▶ _Task to complete_
Every line of the material below should be repeated exactly.

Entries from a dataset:

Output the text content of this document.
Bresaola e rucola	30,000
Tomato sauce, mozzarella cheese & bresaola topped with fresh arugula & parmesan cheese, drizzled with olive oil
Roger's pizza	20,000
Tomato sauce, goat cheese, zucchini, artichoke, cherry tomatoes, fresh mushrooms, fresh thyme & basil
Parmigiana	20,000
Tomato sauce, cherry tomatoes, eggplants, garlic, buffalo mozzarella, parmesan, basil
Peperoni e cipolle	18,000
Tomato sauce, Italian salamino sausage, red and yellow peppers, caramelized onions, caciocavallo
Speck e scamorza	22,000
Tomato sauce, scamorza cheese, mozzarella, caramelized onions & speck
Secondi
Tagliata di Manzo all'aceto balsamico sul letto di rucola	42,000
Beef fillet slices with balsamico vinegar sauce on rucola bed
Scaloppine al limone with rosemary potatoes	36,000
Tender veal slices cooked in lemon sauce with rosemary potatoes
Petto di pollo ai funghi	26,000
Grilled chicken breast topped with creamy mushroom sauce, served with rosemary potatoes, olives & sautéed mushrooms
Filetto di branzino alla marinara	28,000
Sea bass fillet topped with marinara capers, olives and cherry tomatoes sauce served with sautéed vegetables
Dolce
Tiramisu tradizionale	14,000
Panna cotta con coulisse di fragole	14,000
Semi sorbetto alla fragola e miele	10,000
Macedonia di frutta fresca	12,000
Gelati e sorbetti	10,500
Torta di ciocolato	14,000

▶ _Problem solution_
Output the text content of this document.
Bresaola e rucola	30,000
Tomato sauce, mozzarella cheese & bresaola topped with fresh arugula & parmesan cheese, drizzled with olive oil
Roger's pizza	20,000
Tomato sauce, goat cheese, zucchini, artichoke, cherry tomatoes, fresh mushrooms, fresh thyme & basil
Parmigiana	20,000
Tomato sauce, cherry tomatoes, eggplants, garlic, buffalo mozzarella, parmesan, basil
Peperoni e cipolle	18,000
Tomato sauce, Italian salamino sausage, red and yellow peppers, caramelized onions, caciocavallo
Speck e scamorza	22,000
Tomato sauce, scamorza cheese, mozzarella, caramelized onions & speck
Secondi
Tagliata di Manzo all'aceto balsamico sul letto di rucola	42,000
Beef fillet slices with balsamico vinegar sauce on rucola bed
Scaloppine al limone with rosemary potatoes	36,000
Tender veal slices cooked in lemon sauce with rosemary potatoes
Petto di pollo ai funghi	26,000
Grilled chicken breast topped with creamy mushroom sauce, served with rosemary potatoes, olives & sautéed mushrooms
Filetto di branzino alla marinara	28,000
Sea bass fillet topped with marinara capers, olives and cherry tomatoes sauce served with sautéed vegetables
Dolce
Tiramisu tradizionale	14,000
Panna cotta con coulisse di fragole	14,000
Semi sorbetto alla fragola e miele	10,000
Macedonia di frutta fresca	12,000
Gelati e sorbetti	10,500
Torta di ciocolato	14,000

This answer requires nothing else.